## CHALLENGE:
Report, as a bare number, how many lines of the material below contain the word "screenshot".
##### ENTRIES PROVIDED #####
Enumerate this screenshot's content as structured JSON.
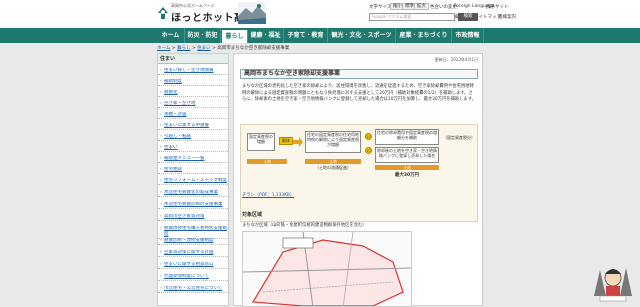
{
  "header": {
    "site_sub": "高岡市公式ホームページ",
    "site_name": "ほっとホット高岡",
    "utilities": {
      "text_size_label": "文字サイズ",
      "size_small": "縮小",
      "size_standard": "標準",
      "size_large": "拡大",
      "color_label": "色合いの変更",
      "foreign_language": "Foreign Language",
      "mobile_site": "携帯サイト",
      "search_method": "検索方法",
      "sitemap": "サイトマップ",
      "org_list": "組織案内"
    },
    "search": {
      "placeholder": "Google カスタム検索",
      "button": "検索"
    }
  },
  "nav": {
    "items": [
      {
        "label": "ホーム"
      },
      {
        "label": "防災・防犯"
      },
      {
        "label": "暮らし"
      },
      {
        "label": "健康・福祉"
      },
      {
        "label": "子育て・教育"
      },
      {
        "label": "観光・文化・スポーツ"
      },
      {
        "label": "産業・まちづくり"
      },
      {
        "label": "市政情報"
      }
    ]
  },
  "breadcrumb": {
    "home": "ホーム",
    "sep": " > ",
    "level1": "暮らし",
    "level2": "住まい",
    "current": "高岡市まちなか空き家除却支援事業"
  },
  "sidebar": {
    "title": "住まい",
    "items": [
      "住まい探し・空き地情報",
      "補助制度",
      "耐震化",
      "空き家・空き地",
      "景観・計画",
      "住まいに関する申請書",
      "引越し・転居",
      "住まい",
      "補助金メニュー一覧",
      "住宅相談",
      "住宅リフォーム・ストック制度",
      "木造住宅耐震化の助成事業",
      "木造住宅耐震診断の支援事業",
      "高岡市空き家等対策",
      "耐震改修住宅購入者特別支援制度",
      "耐震診断・改修支援制度",
      "空家等対策に関する計画",
      "住まいに関する相談窓口",
      "代理受領制度について",
      "市営住宅・公営住宅について"
    ]
  },
  "main": {
    "updated": "更新日：2023年4月1日",
    "title": "高岡市まちなか空き家除却支援事業",
    "body": "まちなか区域の老朽化した空き家の除却により、居住環境を改善し、流通を促進するため、空き家除却費用や住宅用地特例の解除による固定資産税の増額にともなう負担増に対する支援として20万円（補助対象経費の1/2）を補助します。さらに、除却後の土地を空き家・空き地情報バンクに登録して売却した場合は10万円を加算し、最大30万円を補助します。",
    "diagram": {
      "box_left_1": "固定資産税の増額",
      "box_left_2": "解体",
      "box_mid_1": "住宅の固定資産税の住宅用地特例の解除により固定資産税が増額",
      "box_mid_2": "（土地の流通促進）",
      "box_right_1": "住宅の除却費用や固定資産税の増額分を補助",
      "box_right_2": "除却後の土地を空き家・空き地情報バンクに登録し売却した場合",
      "coin_1": "20",
      "coin_2": "10",
      "bar_1": "土地",
      "bar_2": "土地",
      "bar_3": "土地",
      "side_note": "（固定資産税分）",
      "total": "最大30万円"
    },
    "pdf_link": "チラシ（PDF：1,133KB）",
    "section_title": "対象区域",
    "area_title": "まちなか区域（山町筋・金屋町伝統的建造物群保存地区を含む）"
  },
  "colors": {
    "nav_bg": "#1e7a6e",
    "link": "#1a5fb4",
    "diagram_bg": "#fbf6ea"
  }
}
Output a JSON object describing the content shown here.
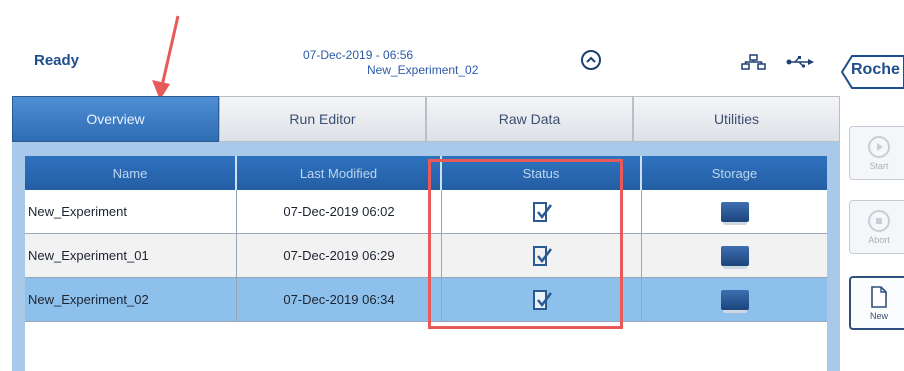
{
  "status_bar": {
    "state": "Ready",
    "datetime": "07-Dec-2019 - 06:56",
    "experiment": "New_Experiment_02"
  },
  "brand": {
    "logo_text": "Roche"
  },
  "tabs": [
    {
      "label": "Overview",
      "active": true
    },
    {
      "label": "Run Editor",
      "active": false
    },
    {
      "label": "Raw Data",
      "active": false
    },
    {
      "label": "Utilities",
      "active": false
    }
  ],
  "table": {
    "columns": [
      "Name",
      "Last Modified",
      "Status",
      "Storage"
    ],
    "rows": [
      {
        "name": "New_Experiment",
        "modified": "07-Dec-2019 06:02",
        "status_icon": "check-document-icon",
        "storage_icon": "book-icon"
      },
      {
        "name": "New_Experiment_01",
        "modified": "07-Dec-2019 06:29",
        "status_icon": "check-document-icon",
        "storage_icon": "book-icon"
      },
      {
        "name": "New_Experiment_02",
        "modified": "07-Dec-2019 06:34",
        "status_icon": "check-document-icon",
        "storage_icon": "book-icon",
        "selected": true
      }
    ]
  },
  "side_buttons": {
    "start": "Start",
    "abort": "Abort",
    "new": "New"
  },
  "colors": {
    "accent": "#2e6cb3",
    "selected_row": "#8ec0ec",
    "annotation": "#e85a5a"
  }
}
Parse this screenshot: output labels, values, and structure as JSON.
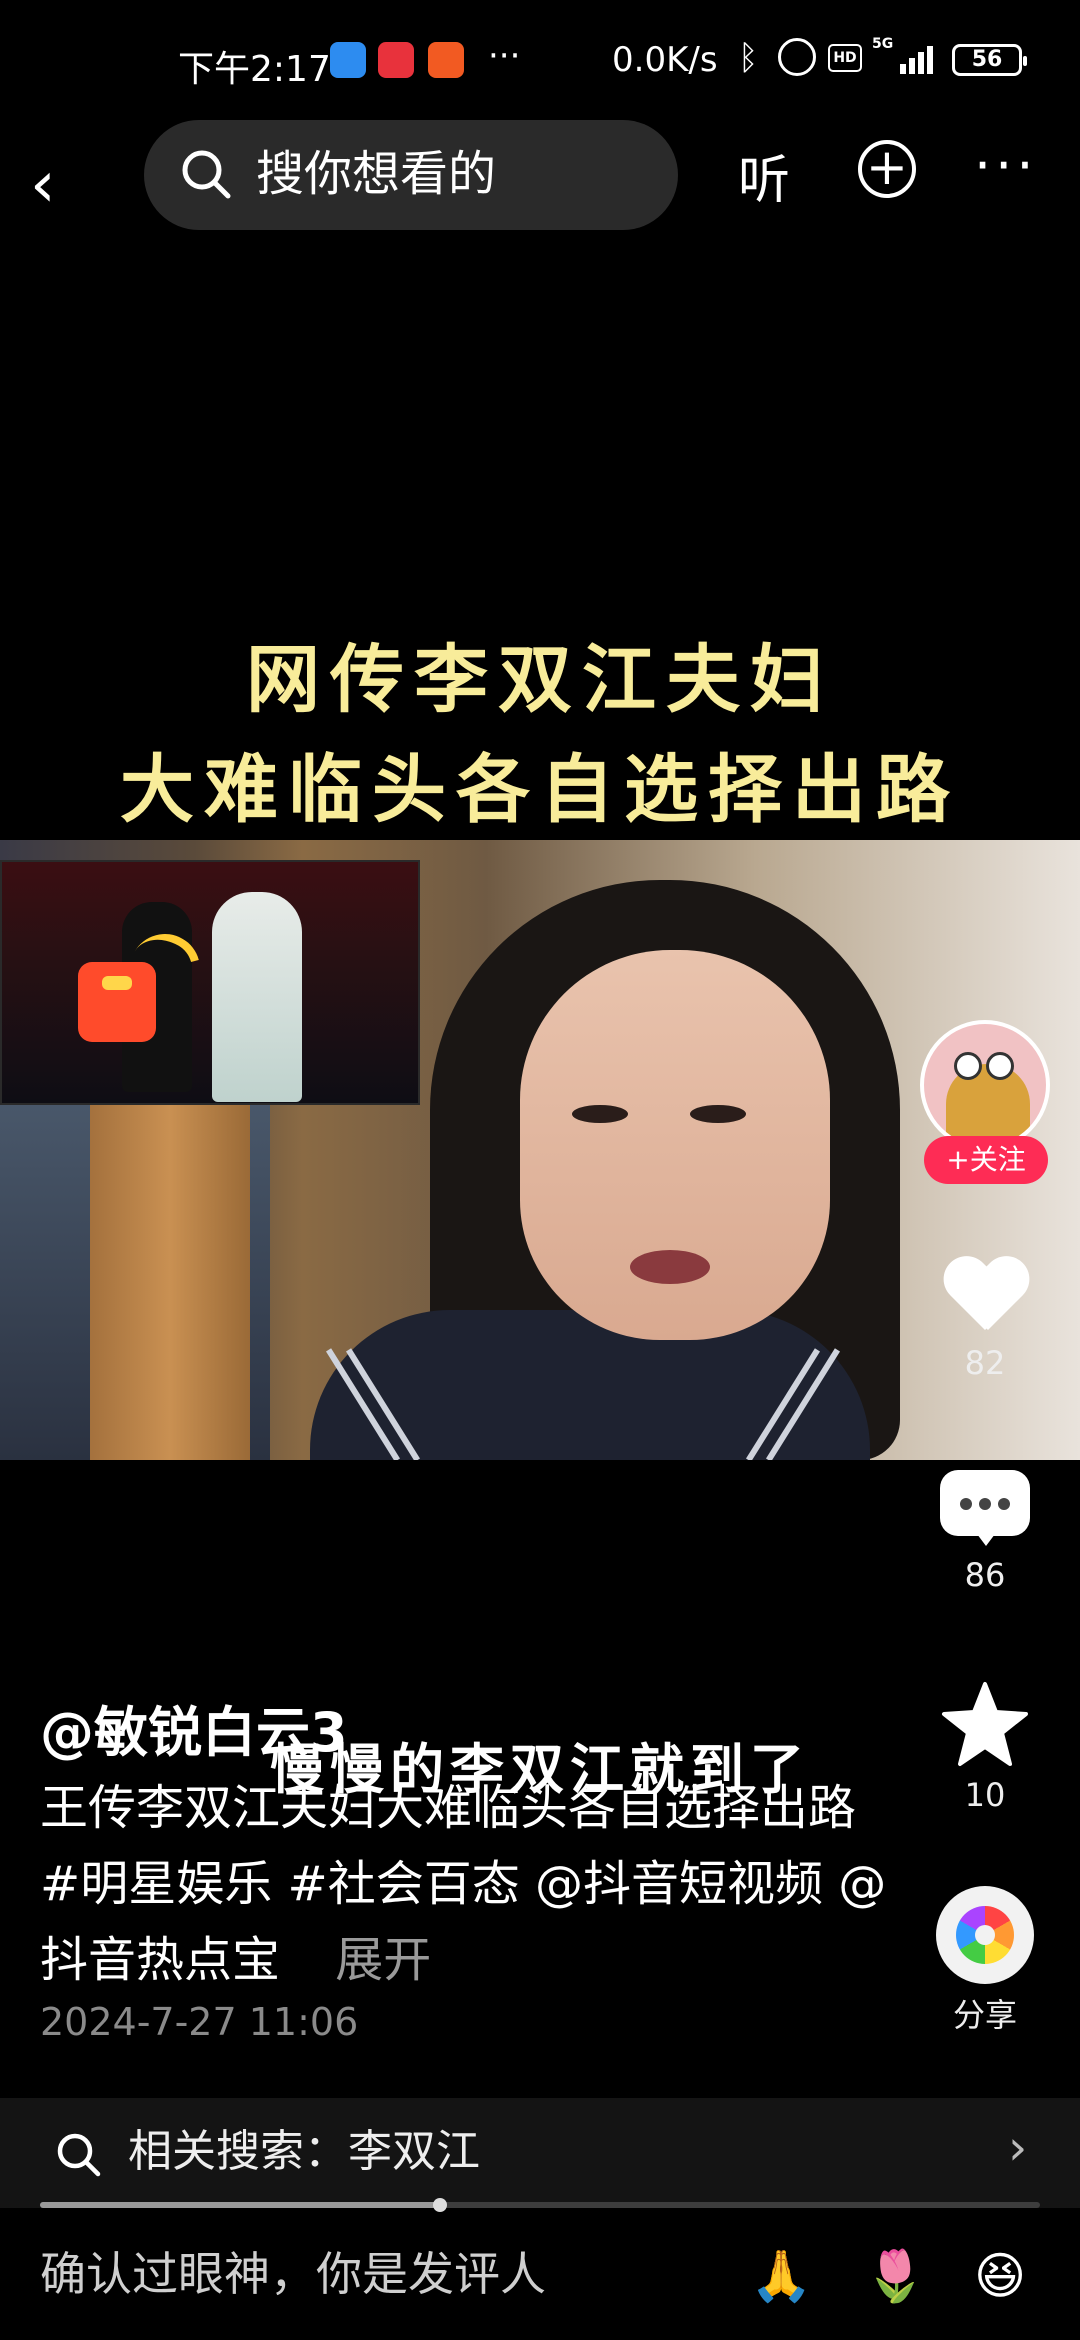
{
  "status_bar": {
    "time": "下午2:17",
    "more": "···",
    "net_speed": "0.0K/s",
    "network_type": "5G",
    "battery": "56"
  },
  "top_nav": {
    "back_icon": "‹",
    "search_placeholder": "搜你想看的",
    "listen_label": "听",
    "add_icon": "+",
    "more_icon": "···"
  },
  "video": {
    "caption_top_line1": "网传李双江夫妇",
    "caption_top_line2": "大难临头各自选择出路",
    "caption_bottom": "慢慢的李双江就到了"
  },
  "actions": {
    "follow_label": "+关注",
    "likes": "82",
    "comments": "86",
    "favorites": "10",
    "share_label": "分享"
  },
  "post": {
    "author": "@敏锐白云3",
    "desc_text": "王传李双江夫妇大难临头各自选择出路",
    "hashtag1": "#明星娱乐",
    "hashtag2": "#社会百态",
    "mention1": "@抖音短视频",
    "mention2": "@抖音热点宝",
    "expand_label": "展开",
    "date": "2024-7-27 11:06"
  },
  "related_search": {
    "text": "相关搜索：李双江",
    "chevron": "›"
  },
  "progress": {
    "played_fraction": 0.4
  },
  "comment_bar": {
    "placeholder": "确认过眼神，你是发评人",
    "emoji1": "🙏",
    "emoji2": "🌷",
    "emoji3": "😆"
  }
}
#####
## WRITTEN ANSWER:
2